» **TASK INPUT**
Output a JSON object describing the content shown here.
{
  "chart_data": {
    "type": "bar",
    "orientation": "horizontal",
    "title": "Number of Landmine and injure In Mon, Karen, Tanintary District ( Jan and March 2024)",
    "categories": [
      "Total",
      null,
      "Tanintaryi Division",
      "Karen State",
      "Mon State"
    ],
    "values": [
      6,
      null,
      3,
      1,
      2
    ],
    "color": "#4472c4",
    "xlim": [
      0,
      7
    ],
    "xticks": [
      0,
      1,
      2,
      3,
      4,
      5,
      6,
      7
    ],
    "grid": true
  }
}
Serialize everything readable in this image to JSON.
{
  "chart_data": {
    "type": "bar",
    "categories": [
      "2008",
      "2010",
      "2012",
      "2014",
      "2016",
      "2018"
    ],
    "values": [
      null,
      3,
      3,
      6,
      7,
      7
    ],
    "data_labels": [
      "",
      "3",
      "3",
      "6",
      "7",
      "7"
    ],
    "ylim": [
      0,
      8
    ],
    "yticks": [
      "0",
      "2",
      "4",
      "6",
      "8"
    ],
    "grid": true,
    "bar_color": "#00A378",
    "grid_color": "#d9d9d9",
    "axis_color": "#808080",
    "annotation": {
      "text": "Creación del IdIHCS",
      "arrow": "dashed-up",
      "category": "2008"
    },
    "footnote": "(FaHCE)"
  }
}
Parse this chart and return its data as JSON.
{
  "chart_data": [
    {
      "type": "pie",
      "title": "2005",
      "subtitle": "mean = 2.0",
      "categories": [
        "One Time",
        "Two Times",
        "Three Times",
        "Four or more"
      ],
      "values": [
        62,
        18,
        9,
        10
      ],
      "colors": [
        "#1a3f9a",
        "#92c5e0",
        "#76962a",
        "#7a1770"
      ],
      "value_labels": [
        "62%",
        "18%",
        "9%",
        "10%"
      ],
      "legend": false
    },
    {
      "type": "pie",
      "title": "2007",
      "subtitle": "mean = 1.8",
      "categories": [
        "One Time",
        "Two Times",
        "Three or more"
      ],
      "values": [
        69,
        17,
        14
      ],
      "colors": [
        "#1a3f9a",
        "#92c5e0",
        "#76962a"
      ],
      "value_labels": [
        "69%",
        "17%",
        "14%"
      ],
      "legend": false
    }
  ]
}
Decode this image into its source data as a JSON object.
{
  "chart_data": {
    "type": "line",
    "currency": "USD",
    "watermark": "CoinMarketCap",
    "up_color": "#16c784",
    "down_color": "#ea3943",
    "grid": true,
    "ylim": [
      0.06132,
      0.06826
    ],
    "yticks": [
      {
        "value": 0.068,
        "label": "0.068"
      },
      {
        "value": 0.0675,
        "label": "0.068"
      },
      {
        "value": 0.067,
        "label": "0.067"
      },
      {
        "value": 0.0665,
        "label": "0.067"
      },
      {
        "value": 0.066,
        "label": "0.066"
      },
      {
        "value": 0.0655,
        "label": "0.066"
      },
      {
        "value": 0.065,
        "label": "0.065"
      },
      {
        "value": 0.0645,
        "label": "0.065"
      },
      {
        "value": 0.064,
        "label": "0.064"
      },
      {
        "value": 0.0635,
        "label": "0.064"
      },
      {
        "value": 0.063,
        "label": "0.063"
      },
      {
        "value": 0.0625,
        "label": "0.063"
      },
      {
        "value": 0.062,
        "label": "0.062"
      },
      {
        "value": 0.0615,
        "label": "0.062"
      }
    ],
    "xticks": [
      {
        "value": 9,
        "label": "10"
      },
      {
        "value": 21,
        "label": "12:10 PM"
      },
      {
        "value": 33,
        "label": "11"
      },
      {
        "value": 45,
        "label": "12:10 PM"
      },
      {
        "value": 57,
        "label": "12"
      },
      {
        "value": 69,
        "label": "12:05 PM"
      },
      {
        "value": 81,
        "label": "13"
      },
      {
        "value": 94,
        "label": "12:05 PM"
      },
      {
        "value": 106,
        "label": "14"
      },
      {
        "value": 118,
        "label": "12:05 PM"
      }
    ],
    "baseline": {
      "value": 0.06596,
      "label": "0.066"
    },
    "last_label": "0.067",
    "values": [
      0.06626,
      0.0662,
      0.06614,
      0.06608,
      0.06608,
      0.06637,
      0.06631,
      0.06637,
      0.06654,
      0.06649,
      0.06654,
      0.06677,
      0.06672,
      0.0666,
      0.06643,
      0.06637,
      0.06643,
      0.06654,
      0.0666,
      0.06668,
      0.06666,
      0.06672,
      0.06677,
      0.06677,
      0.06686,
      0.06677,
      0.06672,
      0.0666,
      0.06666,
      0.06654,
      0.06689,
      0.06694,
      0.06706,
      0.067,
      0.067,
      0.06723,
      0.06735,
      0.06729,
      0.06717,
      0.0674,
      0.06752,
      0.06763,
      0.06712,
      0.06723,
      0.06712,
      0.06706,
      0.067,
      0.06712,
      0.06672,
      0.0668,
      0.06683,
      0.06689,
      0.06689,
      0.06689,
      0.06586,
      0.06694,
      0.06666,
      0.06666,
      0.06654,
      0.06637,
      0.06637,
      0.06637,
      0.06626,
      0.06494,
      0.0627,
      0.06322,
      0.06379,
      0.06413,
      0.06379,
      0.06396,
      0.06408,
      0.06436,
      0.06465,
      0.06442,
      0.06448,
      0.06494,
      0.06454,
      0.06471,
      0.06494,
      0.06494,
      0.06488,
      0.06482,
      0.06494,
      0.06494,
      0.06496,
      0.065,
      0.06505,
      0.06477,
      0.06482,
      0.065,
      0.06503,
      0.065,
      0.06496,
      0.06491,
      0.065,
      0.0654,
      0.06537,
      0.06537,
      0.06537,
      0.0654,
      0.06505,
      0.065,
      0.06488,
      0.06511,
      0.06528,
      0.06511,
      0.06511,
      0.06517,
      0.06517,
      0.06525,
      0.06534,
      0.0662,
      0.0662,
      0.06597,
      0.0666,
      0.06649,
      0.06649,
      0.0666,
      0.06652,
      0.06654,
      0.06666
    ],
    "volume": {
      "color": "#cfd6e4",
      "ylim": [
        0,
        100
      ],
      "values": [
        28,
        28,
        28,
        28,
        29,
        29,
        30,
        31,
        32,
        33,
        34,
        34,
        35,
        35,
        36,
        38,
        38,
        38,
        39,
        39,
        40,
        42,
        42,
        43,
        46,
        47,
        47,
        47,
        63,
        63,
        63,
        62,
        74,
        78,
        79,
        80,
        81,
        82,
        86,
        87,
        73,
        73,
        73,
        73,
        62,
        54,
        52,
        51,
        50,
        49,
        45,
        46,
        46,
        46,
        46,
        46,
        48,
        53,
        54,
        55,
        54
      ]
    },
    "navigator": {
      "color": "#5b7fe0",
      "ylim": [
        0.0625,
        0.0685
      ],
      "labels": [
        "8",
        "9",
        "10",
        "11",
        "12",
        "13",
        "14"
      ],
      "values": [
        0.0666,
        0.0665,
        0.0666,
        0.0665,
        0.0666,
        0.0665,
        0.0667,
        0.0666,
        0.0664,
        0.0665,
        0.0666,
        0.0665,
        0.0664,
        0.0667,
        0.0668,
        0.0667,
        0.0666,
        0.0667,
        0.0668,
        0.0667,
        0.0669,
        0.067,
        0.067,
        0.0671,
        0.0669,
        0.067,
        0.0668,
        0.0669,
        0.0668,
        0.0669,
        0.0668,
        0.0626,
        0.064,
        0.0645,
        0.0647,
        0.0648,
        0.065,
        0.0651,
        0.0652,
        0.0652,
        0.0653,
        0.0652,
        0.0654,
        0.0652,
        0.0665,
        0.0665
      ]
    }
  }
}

» **WHAT THE TASK REQUIRES**
Print the complete listing again, exactly as it stands.

» **SOLVED EXERCISE**
Output a JSON object describing the content shown here.
{
  "chart_data": {
    "type": "bar",
    "orientation": "horizontal",
    "title": "Number of Landmine and injure In Mon, Karen, Tanintary District ( Jan and March 2024)",
    "categories": [
      "Total",
      null,
      "Tanintaryi Division",
      "Karen State",
      "Mon State"
    ],
    "values": [
      6,
      null,
      3,
      1,
      2
    ],
    "color": "#4472c4",
    "xlim": [
      0,
      7
    ],
    "xticks": [
      0,
      1,
      2,
      3,
      4,
      5,
      6,
      7
    ],
    "grid": true
  }
}
Serialize everything readable in this image to JSON.
{
  "chart_data": {
    "type": "bar",
    "categories": [
      "2008",
      "2010",
      "2012",
      "2014",
      "2016",
      "2018"
    ],
    "values": [
      null,
      3,
      3,
      6,
      7,
      7
    ],
    "data_labels": [
      "",
      "3",
      "3",
      "6",
      "7",
      "7"
    ],
    "ylim": [
      0,
      8
    ],
    "yticks": [
      "0",
      "2",
      "4",
      "6",
      "8"
    ],
    "grid": true,
    "bar_color": "#00A378",
    "grid_color": "#d9d9d9",
    "axis_color": "#808080",
    "annotation": {
      "text": "Creación del IdIHCS",
      "arrow": "dashed-up",
      "category": "2008"
    },
    "footnote": "(FaHCE)"
  }
}
Parse this chart and return its data as JSON.
{
  "chart_data": [
    {
      "type": "pie",
      "title": "2005",
      "subtitle": "mean = 2.0",
      "categories": [
        "One Time",
        "Two Times",
        "Three Times",
        "Four or more"
      ],
      "values": [
        62,
        18,
        9,
        10
      ],
      "colors": [
        "#1a3f9a",
        "#92c5e0",
        "#76962a",
        "#7a1770"
      ],
      "value_labels": [
        "62%",
        "18%",
        "9%",
        "10%"
      ],
      "legend": false
    },
    {
      "type": "pie",
      "title": "2007",
      "subtitle": "mean = 1.8",
      "categories": [
        "One Time",
        "Two Times",
        "Three or more"
      ],
      "values": [
        69,
        17,
        14
      ],
      "colors": [
        "#1a3f9a",
        "#92c5e0",
        "#76962a"
      ],
      "value_labels": [
        "69%",
        "17%",
        "14%"
      ],
      "legend": false
    }
  ]
}
Decode this image into its source data as a JSON object.
{
  "chart_data": {
    "type": "line",
    "currency": "USD",
    "watermark": "CoinMarketCap",
    "up_color": "#16c784",
    "down_color": "#ea3943",
    "grid": true,
    "ylim": [
      0.06132,
      0.06826
    ],
    "yticks": [
      {
        "value": 0.068,
        "label": "0.068"
      },
      {
        "value": 0.0675,
        "label": "0.068"
      },
      {
        "value": 0.067,
        "label": "0.067"
      },
      {
        "value": 0.0665,
        "label": "0.067"
      },
      {
        "value": 0.066,
        "label": "0.066"
      },
      {
        "value": 0.0655,
        "label": "0.066"
      },
      {
        "value": 0.065,
        "label": "0.065"
      },
      {
        "value": 0.0645,
        "label": "0.065"
      },
      {
        "value": 0.064,
        "label": "0.064"
      },
      {
        "value": 0.0635,
        "label": "0.064"
      },
      {
        "value": 0.063,
        "label": "0.063"
      },
      {
        "value": 0.0625,
        "label": "0.063"
      },
      {
        "value": 0.062,
        "label": "0.062"
      },
      {
        "value": 0.0615,
        "label": "0.062"
      }
    ],
    "xticks": [
      {
        "value": 9,
        "label": "10"
      },
      {
        "value": 21,
        "label": "12:10 PM"
      },
      {
        "value": 33,
        "label": "11"
      },
      {
        "value": 45,
        "label": "12:10 PM"
      },
      {
        "value": 57,
        "label": "12"
      },
      {
        "value": 69,
        "label": "12:05 PM"
      },
      {
        "value": 81,
        "label": "13"
      },
      {
        "value": 94,
        "label": "12:05 PM"
      },
      {
        "value": 106,
        "label": "14"
      },
      {
        "value": 118,
        "label": "12:05 PM"
      }
    ],
    "baseline": {
      "value": 0.06596,
      "label": "0.066"
    },
    "last_label": "0.067",
    "values": [
      0.06626,
      0.0662,
      0.06614,
      0.06608,
      0.06608,
      0.06637,
      0.06631,
      0.06637,
      0.06654,
      0.06649,
      0.06654,
      0.06677,
      0.06672,
      0.0666,
      0.06643,
      0.06637,
      0.06643,
      0.06654,
      0.0666,
      0.06668,
      0.06666,
      0.06672,
      0.06677,
      0.06677,
      0.06686,
      0.06677,
      0.06672,
      0.0666,
      0.06666,
      0.06654,
      0.06689,
      0.06694,
      0.06706,
      0.067,
      0.067,
      0.06723,
      0.06735,
      0.06729,
      0.06717,
      0.0674,
      0.06752,
      0.06763,
      0.06712,
      0.06723,
      0.06712,
      0.06706,
      0.067,
      0.06712,
      0.06672,
      0.0668,
      0.06683,
      0.06689,
      0.06689,
      0.06689,
      0.06586,
      0.06694,
      0.06666,
      0.06666,
      0.06654,
      0.06637,
      0.06637,
      0.06637,
      0.06626,
      0.06494,
      0.0627,
      0.06322,
      0.06379,
      0.06413,
      0.06379,
      0.06396,
      0.06408,
      0.06436,
      0.06465,
      0.06442,
      0.06448,
      0.06494,
      0.06454,
      0.06471,
      0.06494,
      0.06494,
      0.06488,
      0.06482,
      0.06494,
      0.06494,
      0.06496,
      0.065,
      0.06505,
      0.06477,
      0.06482,
      0.065,
      0.06503,
      0.065,
      0.06496,
      0.06491,
      0.065,
      0.0654,
      0.06537,
      0.06537,
      0.06537,
      0.0654,
      0.06505,
      0.065,
      0.06488,
      0.06511,
      0.06528,
      0.06511,
      0.06511,
      0.06517,
      0.06517,
      0.06525,
      0.06534,
      0.0662,
      0.0662,
      0.06597,
      0.0666,
      0.06649,
      0.06649,
      0.0666,
      0.06652,
      0.06654,
      0.06666
    ],
    "volume": {
      "color": "#cfd6e4",
      "ylim": [
        0,
        100
      ],
      "values": [
        28,
        28,
        28,
        28,
        29,
        29,
        30,
        31,
        32,
        33,
        34,
        34,
        35,
        35,
        36,
        38,
        38,
        38,
        39,
        39,
        40,
        42,
        42,
        43,
        46,
        47,
        47,
        47,
        63,
        63,
        63,
        62,
        74,
        78,
        79,
        80,
        81,
        82,
        86,
        87,
        73,
        73,
        73,
        73,
        62,
        54,
        52,
        51,
        50,
        49,
        45,
        46,
        46,
        46,
        46,
        46,
        48,
        53,
        54,
        55,
        54
      ]
    },
    "navigator": {
      "color": "#5b7fe0",
      "ylim": [
        0.0625,
        0.0685
      ],
      "labels": [
        "8",
        "9",
        "10",
        "11",
        "12",
        "13",
        "14"
      ],
      "values": [
        0.0666,
        0.0665,
        0.0666,
        0.0665,
        0.0666,
        0.0665,
        0.0667,
        0.0666,
        0.0664,
        0.0665,
        0.0666,
        0.0665,
        0.0664,
        0.0667,
        0.0668,
        0.0667,
        0.0666,
        0.0667,
        0.0668,
        0.0667,
        0.0669,
        0.067,
        0.067,
        0.0671,
        0.0669,
        0.067,
        0.0668,
        0.0669,
        0.0668,
        0.0669,
        0.0668,
        0.0626,
        0.064,
        0.0645,
        0.0647,
        0.0648,
        0.065,
        0.0651,
        0.0652,
        0.0652,
        0.0653,
        0.0652,
        0.0654,
        0.0652,
        0.0665,
        0.0665
      ]
    }
  }
}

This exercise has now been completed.